Locate the string "JSON" throughout the material and copy every line in which it occurs.

== Given data ==

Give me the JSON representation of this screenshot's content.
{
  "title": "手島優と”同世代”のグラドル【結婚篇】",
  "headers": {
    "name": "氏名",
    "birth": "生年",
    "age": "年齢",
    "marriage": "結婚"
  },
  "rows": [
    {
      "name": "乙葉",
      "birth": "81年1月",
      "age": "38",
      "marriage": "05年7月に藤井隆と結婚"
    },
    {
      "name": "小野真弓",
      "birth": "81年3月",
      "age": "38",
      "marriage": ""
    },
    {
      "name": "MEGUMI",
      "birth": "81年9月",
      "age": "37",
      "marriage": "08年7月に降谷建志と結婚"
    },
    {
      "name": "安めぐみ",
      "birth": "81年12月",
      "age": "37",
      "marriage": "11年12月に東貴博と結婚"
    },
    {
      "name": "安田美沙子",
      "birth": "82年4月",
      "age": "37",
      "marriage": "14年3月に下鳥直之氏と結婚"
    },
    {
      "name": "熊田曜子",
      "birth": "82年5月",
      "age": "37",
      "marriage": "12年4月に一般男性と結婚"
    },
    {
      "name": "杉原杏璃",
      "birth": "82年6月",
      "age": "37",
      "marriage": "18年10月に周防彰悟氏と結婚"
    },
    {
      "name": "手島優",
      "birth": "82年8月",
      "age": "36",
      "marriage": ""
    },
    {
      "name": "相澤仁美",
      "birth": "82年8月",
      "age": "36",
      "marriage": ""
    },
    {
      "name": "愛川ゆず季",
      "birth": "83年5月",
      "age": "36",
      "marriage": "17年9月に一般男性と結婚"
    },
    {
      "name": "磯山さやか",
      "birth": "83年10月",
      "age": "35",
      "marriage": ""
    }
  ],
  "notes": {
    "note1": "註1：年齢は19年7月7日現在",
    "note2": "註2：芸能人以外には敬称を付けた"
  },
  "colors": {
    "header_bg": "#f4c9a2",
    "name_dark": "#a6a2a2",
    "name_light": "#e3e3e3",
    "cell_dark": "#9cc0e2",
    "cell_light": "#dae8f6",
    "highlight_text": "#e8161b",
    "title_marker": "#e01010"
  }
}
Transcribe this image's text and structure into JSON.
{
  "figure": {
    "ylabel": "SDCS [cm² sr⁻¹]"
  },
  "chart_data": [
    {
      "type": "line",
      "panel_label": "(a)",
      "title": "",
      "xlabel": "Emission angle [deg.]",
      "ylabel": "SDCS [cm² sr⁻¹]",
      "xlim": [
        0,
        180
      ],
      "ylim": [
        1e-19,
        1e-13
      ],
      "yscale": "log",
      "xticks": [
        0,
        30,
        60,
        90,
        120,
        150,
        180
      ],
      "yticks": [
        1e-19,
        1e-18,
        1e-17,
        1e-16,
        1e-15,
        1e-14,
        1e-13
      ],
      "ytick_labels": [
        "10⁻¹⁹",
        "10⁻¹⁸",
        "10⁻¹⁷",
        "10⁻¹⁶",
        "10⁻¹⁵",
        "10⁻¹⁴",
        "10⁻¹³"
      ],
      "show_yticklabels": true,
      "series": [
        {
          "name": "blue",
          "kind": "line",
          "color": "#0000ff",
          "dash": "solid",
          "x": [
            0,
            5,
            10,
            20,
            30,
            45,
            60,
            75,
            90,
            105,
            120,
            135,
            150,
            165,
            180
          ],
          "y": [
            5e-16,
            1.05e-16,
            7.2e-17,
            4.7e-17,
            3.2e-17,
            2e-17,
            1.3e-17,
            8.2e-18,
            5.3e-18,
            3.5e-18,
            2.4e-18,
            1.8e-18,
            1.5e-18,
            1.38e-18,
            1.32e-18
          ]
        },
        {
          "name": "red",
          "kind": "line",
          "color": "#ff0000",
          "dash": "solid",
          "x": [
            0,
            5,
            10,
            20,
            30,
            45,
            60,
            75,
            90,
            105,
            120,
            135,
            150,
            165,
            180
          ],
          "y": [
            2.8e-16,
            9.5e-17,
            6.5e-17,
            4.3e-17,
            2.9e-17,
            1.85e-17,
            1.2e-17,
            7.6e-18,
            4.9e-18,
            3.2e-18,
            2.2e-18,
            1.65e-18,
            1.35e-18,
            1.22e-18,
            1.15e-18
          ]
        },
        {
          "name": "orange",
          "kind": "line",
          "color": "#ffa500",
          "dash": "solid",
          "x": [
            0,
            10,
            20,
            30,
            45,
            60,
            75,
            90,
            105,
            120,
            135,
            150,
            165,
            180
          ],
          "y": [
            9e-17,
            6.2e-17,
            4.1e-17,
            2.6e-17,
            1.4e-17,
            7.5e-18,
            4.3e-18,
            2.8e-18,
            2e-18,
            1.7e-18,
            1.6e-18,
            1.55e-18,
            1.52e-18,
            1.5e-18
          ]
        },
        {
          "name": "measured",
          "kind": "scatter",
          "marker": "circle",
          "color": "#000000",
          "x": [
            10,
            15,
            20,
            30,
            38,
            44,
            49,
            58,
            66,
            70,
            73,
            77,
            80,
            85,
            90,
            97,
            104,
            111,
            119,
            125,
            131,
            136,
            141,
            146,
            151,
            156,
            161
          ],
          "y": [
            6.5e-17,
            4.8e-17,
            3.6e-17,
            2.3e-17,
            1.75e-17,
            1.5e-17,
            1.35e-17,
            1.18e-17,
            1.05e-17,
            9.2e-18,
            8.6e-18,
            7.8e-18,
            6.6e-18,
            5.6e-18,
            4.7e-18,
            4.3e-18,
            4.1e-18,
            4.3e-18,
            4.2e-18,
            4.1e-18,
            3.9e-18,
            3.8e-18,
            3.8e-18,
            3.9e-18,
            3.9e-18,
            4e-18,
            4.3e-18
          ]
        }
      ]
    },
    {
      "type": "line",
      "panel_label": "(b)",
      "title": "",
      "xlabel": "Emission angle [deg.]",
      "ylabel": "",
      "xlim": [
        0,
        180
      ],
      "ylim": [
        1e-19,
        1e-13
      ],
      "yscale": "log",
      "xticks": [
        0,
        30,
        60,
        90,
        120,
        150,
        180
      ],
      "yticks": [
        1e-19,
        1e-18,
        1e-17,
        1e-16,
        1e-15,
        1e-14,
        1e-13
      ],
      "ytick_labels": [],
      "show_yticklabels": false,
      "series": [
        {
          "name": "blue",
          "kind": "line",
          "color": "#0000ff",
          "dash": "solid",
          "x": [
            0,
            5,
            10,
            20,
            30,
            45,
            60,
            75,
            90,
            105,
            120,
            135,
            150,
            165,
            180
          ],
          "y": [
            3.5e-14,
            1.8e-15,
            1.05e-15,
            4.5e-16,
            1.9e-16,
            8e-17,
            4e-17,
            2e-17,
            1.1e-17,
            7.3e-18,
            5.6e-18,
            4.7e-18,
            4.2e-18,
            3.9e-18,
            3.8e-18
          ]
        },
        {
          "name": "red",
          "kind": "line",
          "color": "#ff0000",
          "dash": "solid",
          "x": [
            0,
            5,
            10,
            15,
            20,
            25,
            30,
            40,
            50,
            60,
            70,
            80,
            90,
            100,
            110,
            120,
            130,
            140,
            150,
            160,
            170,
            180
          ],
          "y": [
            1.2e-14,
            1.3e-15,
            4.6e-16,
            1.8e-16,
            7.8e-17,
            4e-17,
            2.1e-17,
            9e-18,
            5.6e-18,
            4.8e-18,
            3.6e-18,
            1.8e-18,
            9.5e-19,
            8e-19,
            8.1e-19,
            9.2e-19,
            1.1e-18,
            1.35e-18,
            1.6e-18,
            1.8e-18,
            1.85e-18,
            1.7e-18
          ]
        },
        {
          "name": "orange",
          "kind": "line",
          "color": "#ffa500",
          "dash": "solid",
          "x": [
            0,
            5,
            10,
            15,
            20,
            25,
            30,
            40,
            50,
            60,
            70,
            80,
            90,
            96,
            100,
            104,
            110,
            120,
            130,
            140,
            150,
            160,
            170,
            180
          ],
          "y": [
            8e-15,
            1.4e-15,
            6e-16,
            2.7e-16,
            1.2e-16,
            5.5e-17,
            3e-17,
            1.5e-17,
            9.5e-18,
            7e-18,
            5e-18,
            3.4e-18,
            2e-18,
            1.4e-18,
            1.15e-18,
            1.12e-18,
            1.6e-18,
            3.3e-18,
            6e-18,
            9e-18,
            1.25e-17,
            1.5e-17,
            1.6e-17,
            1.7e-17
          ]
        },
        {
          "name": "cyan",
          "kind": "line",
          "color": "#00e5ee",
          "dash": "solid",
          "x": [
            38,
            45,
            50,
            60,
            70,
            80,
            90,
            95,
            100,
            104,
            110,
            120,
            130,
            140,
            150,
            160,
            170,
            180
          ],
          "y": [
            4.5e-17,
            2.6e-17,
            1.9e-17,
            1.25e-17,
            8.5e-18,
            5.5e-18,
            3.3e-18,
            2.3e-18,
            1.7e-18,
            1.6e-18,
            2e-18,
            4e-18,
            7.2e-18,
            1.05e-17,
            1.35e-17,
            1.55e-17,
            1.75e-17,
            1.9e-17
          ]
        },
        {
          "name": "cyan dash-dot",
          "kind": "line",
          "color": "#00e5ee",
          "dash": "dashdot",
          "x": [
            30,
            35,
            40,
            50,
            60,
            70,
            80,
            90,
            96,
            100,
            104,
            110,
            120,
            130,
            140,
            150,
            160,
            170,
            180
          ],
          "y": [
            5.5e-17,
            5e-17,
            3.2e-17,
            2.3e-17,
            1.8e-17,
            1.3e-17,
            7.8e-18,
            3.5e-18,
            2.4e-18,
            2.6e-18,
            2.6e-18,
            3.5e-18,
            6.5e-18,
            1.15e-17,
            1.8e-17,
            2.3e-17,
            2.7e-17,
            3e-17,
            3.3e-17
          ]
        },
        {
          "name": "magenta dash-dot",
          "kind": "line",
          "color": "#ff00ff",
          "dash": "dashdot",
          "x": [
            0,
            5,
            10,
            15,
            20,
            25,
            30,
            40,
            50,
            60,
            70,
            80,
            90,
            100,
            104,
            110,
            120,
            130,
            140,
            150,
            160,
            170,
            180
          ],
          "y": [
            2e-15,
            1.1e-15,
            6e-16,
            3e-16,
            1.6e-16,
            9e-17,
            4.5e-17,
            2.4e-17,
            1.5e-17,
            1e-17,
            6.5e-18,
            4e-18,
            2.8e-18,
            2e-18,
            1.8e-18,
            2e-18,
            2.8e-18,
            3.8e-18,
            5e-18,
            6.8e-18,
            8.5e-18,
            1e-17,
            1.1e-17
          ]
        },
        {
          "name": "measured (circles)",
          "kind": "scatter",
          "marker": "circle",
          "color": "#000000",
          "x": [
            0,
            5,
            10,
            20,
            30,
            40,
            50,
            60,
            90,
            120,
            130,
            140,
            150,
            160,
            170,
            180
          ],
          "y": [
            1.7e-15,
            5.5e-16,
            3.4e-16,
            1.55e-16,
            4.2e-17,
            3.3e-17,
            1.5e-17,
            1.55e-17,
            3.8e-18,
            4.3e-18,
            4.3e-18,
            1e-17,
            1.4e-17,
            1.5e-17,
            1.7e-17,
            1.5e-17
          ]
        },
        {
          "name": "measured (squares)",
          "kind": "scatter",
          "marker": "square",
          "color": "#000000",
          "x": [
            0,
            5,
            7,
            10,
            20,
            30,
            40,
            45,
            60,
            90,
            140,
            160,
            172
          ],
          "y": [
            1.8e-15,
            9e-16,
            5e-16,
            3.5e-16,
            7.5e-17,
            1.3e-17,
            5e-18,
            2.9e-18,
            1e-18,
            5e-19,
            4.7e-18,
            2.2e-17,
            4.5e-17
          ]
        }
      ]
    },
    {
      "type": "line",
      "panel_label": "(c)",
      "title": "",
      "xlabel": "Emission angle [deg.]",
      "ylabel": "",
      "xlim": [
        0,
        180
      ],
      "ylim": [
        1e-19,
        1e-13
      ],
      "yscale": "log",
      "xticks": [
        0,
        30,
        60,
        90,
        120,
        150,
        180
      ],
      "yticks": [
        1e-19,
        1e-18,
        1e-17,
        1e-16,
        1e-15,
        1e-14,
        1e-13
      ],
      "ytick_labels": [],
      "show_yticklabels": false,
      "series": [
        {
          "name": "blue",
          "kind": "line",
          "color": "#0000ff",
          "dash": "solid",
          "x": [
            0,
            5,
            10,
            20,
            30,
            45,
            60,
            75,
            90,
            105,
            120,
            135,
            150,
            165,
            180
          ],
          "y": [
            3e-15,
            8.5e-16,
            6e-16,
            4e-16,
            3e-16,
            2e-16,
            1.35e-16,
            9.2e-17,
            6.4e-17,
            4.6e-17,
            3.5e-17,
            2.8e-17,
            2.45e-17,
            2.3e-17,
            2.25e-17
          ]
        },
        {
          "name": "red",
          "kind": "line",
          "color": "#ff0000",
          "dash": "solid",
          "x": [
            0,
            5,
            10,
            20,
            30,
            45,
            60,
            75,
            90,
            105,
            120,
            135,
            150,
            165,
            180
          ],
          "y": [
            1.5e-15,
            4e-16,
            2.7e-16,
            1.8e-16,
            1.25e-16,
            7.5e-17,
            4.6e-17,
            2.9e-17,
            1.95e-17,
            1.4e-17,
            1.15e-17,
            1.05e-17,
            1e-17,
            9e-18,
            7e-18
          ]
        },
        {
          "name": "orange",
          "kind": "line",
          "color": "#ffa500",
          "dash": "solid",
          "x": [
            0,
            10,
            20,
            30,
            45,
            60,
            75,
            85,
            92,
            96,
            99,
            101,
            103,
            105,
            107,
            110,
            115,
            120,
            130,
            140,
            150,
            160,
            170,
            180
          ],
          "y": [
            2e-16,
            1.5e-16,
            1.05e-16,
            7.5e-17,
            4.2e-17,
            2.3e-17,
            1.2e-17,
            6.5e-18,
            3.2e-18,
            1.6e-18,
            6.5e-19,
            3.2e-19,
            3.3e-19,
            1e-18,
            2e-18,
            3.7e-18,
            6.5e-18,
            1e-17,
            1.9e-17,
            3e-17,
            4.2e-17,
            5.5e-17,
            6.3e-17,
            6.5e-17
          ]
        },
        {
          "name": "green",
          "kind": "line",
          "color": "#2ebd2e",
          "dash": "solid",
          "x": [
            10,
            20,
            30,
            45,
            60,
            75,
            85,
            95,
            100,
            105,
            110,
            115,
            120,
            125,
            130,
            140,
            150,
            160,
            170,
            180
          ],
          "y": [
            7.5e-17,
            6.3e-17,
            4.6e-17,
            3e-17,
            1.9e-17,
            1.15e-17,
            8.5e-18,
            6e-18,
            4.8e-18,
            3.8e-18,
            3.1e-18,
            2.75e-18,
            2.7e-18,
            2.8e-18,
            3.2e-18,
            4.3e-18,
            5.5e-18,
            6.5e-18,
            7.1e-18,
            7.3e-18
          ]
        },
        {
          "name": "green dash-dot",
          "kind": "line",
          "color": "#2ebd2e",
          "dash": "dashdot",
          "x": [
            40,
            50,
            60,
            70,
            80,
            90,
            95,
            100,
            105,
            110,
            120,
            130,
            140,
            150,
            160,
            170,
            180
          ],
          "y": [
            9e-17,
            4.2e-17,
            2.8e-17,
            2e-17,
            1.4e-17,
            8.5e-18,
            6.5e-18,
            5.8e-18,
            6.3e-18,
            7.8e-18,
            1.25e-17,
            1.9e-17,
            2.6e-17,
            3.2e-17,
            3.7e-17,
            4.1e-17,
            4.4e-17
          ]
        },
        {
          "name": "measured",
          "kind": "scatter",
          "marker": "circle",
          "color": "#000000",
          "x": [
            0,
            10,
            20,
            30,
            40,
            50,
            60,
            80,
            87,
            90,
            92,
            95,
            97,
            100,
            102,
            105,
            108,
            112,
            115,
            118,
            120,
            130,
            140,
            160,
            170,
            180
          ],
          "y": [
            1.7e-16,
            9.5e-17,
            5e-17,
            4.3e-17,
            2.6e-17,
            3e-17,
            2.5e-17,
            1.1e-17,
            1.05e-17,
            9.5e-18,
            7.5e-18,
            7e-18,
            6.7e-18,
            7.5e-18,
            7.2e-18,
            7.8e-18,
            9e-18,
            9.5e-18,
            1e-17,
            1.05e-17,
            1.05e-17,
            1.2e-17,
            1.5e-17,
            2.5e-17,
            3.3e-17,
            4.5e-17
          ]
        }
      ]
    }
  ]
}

===

The response |
Give me the JSON representation of this screenshot's content.
Transcribe this image's text and structure into JSON.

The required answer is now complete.